### [Your instructions]
Check each line of the records below for the word "seves" and copy those where it appears.

### [Extracted entries]
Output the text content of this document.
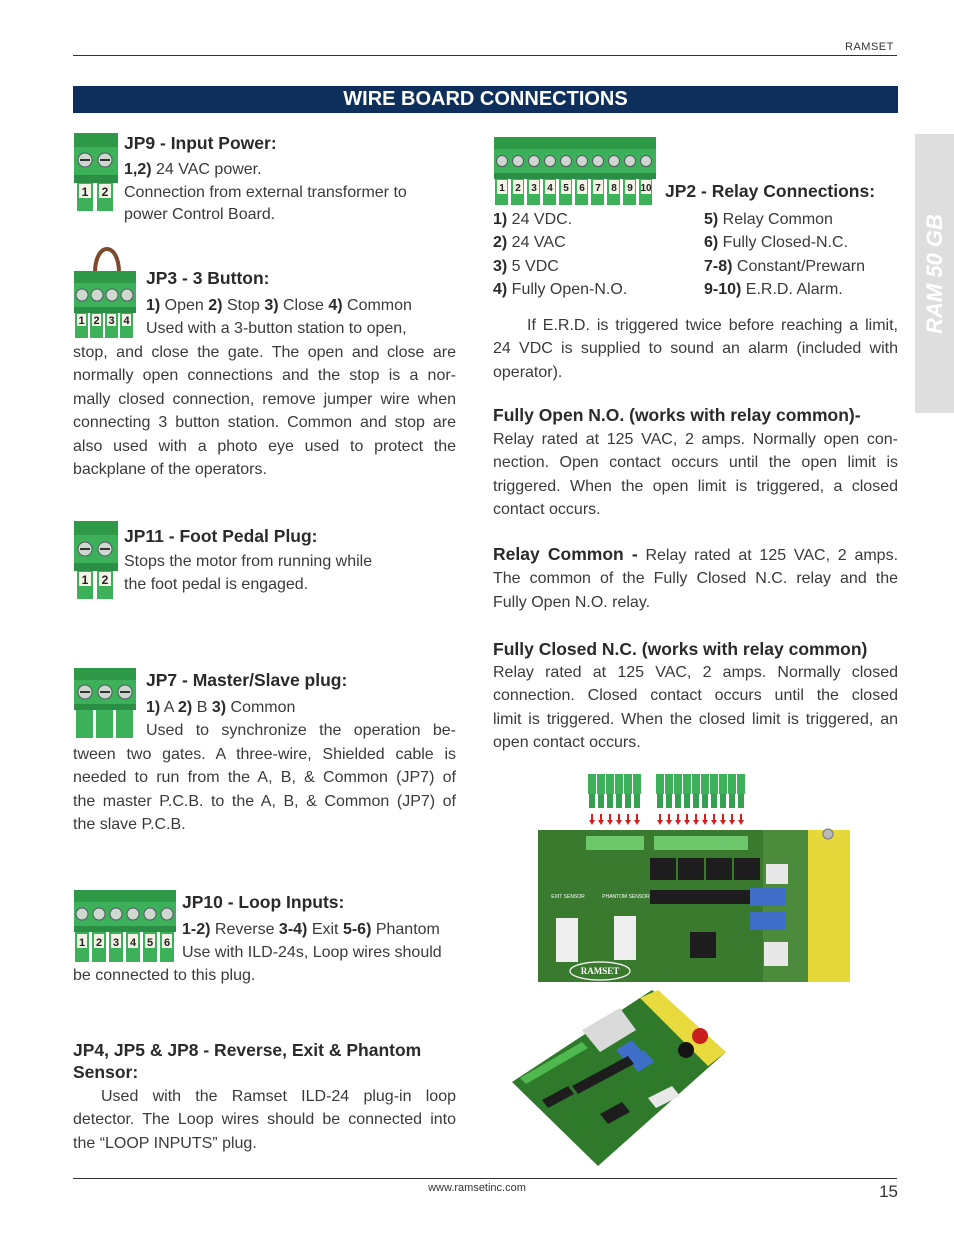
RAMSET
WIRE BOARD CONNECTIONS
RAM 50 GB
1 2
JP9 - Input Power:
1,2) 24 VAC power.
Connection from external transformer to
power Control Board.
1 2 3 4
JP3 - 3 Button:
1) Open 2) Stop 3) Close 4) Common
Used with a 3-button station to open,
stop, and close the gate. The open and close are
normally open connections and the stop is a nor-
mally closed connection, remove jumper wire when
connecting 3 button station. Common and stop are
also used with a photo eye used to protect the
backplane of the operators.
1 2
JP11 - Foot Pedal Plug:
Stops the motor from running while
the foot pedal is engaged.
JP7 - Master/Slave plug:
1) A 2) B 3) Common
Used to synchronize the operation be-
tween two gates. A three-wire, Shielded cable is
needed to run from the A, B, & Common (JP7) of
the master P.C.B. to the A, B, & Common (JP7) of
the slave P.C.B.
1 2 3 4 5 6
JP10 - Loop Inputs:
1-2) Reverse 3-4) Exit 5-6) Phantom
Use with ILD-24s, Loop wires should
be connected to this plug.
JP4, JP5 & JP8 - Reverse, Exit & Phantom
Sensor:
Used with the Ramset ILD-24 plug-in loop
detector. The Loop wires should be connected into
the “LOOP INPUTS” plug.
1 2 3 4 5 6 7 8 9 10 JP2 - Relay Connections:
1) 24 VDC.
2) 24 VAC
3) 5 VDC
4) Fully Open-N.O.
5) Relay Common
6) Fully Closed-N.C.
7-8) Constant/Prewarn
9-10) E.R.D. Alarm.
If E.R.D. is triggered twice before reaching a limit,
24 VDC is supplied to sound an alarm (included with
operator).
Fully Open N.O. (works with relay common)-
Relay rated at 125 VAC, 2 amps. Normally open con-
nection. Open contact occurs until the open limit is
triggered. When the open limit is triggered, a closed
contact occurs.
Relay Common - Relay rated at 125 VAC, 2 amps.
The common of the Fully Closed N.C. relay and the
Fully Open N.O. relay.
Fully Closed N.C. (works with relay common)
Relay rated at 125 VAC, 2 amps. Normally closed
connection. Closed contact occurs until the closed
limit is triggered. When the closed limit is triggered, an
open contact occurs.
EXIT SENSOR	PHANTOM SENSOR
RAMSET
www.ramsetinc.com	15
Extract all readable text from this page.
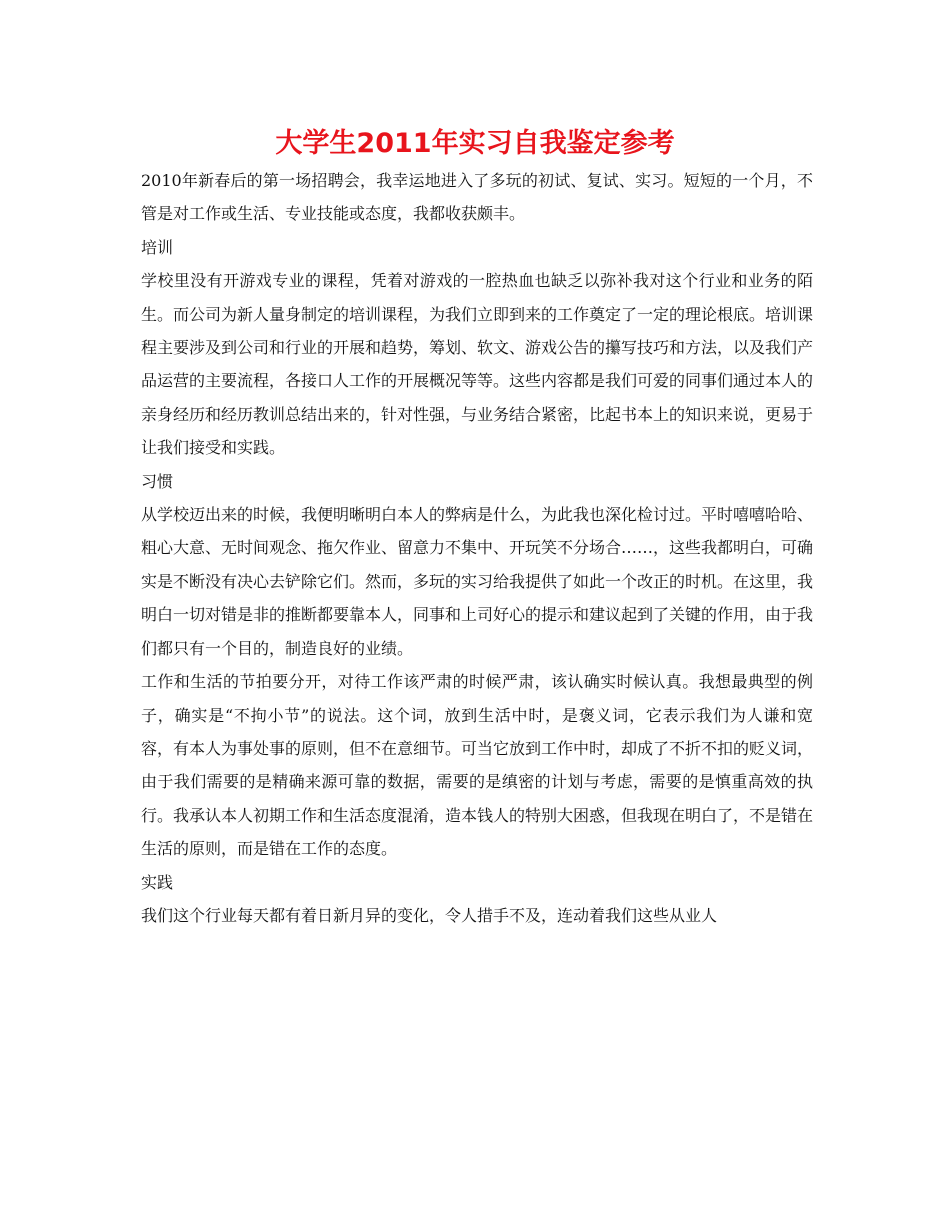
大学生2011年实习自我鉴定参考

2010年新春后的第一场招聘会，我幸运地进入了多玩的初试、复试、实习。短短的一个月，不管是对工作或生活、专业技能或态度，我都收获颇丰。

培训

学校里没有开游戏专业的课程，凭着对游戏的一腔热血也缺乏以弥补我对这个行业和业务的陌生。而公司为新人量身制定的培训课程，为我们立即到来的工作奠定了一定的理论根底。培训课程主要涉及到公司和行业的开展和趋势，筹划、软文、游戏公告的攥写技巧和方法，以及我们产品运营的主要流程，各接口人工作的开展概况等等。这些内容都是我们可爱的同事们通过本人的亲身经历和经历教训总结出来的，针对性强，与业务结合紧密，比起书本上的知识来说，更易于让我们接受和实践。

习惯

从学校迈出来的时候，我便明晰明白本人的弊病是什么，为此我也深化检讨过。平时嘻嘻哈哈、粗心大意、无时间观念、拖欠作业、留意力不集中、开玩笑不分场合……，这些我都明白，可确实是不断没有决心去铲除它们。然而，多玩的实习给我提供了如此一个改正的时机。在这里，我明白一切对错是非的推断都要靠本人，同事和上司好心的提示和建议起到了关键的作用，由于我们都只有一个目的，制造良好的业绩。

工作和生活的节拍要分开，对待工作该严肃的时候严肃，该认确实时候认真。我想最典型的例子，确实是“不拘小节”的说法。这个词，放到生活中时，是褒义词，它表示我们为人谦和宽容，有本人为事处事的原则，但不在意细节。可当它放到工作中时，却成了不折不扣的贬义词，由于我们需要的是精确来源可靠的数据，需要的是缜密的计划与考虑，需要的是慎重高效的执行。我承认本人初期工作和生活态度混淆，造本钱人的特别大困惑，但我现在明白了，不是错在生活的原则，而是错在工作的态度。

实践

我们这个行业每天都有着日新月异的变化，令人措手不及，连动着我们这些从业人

* * *

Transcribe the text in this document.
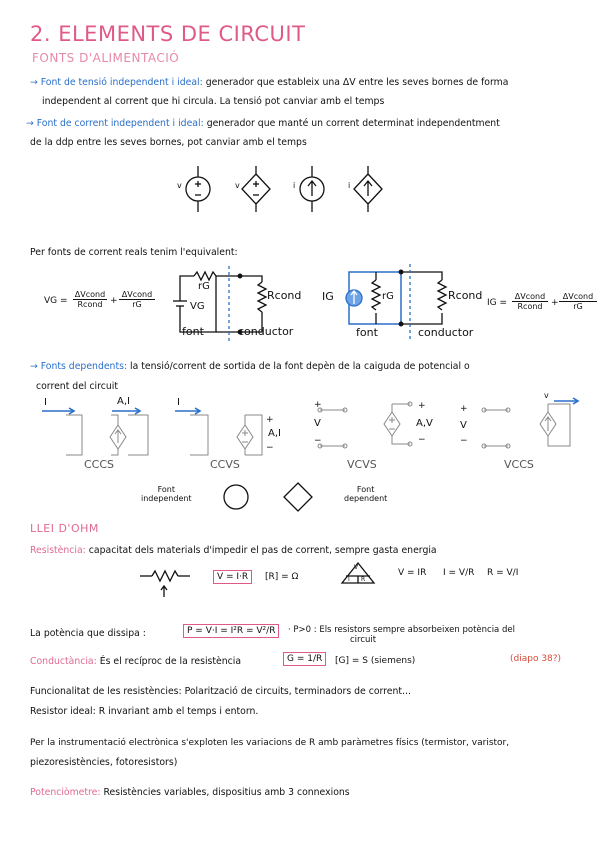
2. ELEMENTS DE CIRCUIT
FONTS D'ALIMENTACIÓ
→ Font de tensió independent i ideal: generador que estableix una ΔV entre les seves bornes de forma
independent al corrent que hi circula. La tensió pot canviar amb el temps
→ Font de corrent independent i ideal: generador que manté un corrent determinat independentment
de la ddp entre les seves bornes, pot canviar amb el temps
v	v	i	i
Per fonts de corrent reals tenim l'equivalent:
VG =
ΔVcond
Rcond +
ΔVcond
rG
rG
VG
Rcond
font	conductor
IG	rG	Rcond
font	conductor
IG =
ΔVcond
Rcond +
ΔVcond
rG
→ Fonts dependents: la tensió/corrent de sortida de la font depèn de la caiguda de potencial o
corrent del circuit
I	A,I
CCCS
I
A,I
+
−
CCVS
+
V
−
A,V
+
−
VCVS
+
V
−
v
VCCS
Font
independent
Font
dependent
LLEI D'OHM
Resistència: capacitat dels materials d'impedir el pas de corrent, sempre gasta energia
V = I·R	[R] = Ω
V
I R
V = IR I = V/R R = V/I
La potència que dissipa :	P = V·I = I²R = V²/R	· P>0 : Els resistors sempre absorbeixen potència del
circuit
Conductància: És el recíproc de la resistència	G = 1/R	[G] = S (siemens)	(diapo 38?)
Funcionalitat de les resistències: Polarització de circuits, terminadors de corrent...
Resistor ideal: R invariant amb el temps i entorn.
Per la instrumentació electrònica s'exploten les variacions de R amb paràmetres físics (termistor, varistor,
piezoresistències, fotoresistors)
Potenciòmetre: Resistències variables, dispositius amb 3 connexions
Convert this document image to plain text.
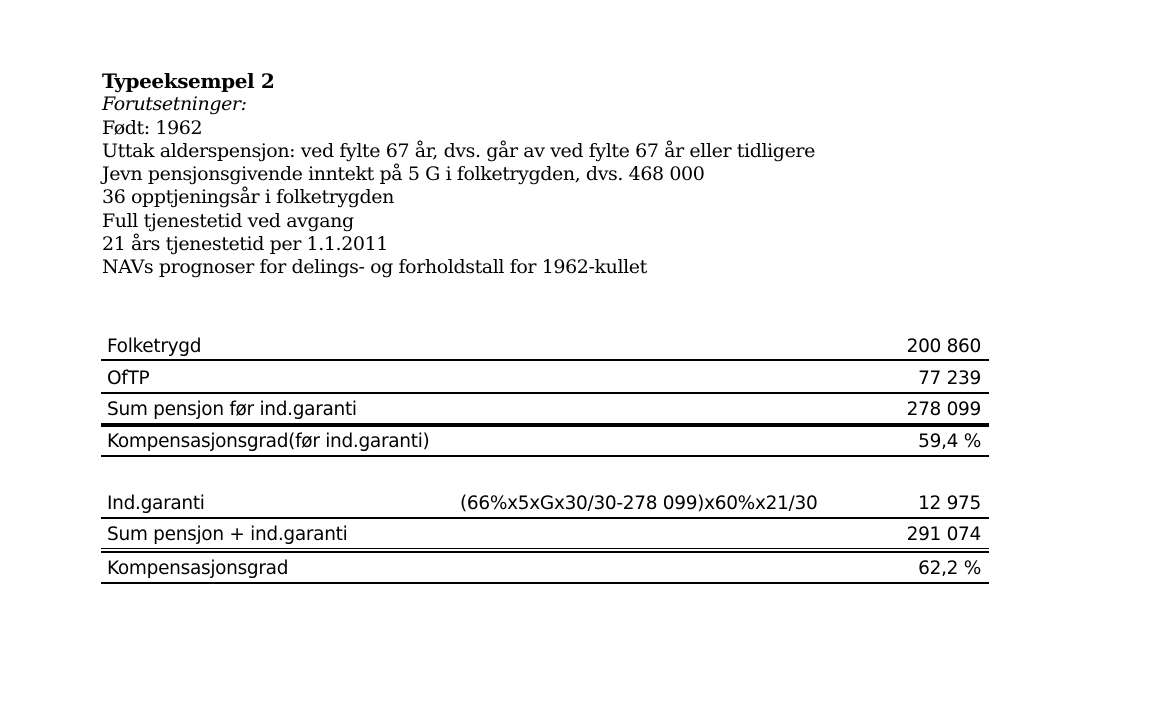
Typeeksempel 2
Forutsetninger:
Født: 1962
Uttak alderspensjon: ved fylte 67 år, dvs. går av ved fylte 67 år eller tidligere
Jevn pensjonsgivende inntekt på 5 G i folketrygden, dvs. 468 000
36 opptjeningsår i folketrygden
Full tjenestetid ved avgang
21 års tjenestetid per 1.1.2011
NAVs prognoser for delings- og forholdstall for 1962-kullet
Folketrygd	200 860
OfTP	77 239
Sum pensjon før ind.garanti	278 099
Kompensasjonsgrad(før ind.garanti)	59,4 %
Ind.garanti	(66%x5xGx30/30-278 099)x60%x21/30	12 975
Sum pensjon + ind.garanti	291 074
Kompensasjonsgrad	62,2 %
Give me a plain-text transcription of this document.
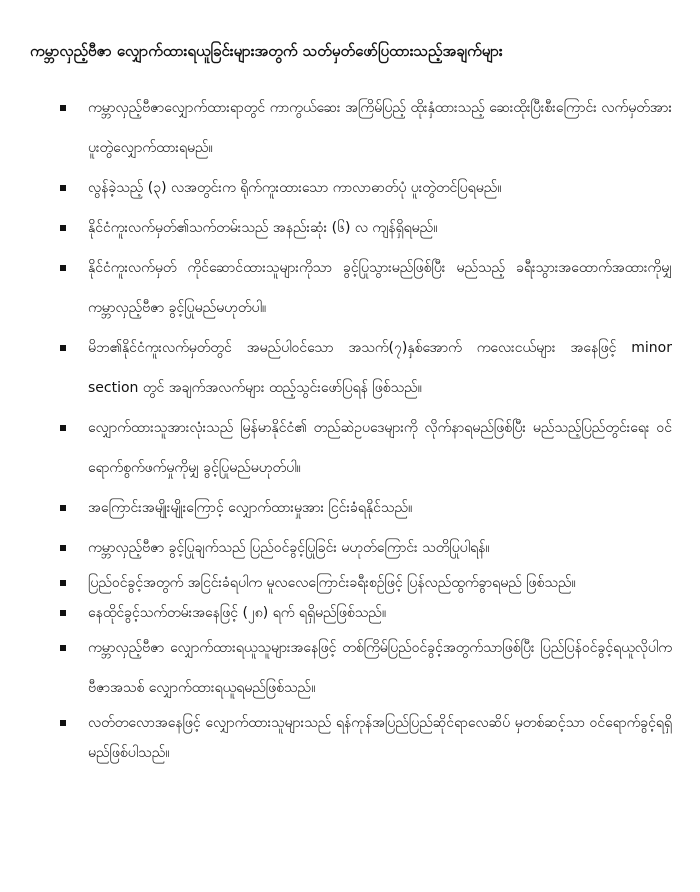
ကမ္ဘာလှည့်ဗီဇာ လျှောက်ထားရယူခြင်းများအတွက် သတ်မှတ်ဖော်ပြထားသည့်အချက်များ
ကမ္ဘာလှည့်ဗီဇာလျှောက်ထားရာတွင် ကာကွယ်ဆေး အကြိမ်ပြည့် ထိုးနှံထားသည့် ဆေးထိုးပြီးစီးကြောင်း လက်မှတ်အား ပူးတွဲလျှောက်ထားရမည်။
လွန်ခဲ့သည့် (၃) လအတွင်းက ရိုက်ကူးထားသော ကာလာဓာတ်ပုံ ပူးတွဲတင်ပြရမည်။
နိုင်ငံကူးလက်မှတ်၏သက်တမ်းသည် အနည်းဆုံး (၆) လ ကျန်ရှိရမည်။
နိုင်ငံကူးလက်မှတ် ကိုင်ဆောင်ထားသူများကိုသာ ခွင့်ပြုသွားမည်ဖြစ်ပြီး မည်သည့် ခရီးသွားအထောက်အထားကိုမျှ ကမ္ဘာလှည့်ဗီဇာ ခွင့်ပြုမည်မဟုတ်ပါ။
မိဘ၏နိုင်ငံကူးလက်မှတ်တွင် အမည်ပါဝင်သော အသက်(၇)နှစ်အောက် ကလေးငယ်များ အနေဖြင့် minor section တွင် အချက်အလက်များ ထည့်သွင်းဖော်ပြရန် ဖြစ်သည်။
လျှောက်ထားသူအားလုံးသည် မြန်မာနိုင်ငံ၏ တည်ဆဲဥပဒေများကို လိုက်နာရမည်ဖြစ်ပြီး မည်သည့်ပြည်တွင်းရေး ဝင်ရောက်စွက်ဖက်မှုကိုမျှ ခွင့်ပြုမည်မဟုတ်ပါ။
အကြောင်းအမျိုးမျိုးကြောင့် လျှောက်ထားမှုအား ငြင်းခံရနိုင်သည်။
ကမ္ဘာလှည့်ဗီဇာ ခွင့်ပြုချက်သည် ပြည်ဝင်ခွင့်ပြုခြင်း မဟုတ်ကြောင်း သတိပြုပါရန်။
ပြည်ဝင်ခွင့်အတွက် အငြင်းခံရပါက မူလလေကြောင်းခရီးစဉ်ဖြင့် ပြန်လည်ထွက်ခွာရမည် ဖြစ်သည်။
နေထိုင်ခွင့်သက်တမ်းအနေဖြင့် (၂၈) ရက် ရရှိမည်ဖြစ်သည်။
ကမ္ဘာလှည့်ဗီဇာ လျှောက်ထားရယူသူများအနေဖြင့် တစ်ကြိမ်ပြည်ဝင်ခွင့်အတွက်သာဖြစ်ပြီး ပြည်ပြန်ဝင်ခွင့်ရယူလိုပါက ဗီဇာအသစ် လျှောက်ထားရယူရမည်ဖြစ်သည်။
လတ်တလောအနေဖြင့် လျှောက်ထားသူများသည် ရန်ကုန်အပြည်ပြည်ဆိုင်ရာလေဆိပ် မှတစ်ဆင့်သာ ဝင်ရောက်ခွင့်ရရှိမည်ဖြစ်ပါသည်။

* * *

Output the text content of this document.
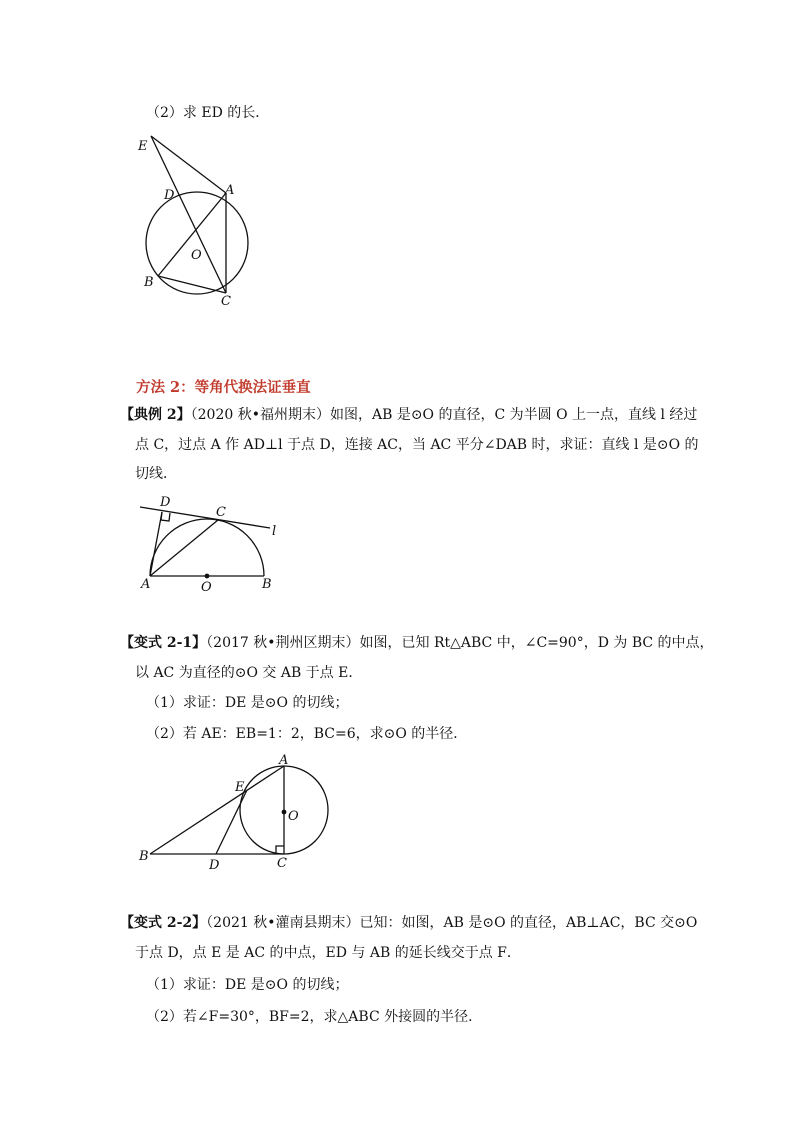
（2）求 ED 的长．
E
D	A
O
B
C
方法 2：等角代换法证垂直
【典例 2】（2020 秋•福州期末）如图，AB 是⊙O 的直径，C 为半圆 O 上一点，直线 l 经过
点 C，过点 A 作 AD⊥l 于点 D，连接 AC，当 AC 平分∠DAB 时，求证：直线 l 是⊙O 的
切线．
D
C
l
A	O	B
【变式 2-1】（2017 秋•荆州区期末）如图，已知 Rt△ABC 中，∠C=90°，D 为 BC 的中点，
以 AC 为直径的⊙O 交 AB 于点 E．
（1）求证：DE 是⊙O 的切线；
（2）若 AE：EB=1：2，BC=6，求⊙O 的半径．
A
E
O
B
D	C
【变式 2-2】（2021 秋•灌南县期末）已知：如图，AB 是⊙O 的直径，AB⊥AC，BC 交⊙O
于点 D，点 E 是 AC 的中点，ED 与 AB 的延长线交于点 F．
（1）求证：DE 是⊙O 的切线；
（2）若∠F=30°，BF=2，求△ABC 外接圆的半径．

### [Complete answer]
→ Font de tensió independent i ideal: generador que estableix una ΔV entre les seves bornes de forma
de la ddp entre les seves bornes, pot canviar amb el temps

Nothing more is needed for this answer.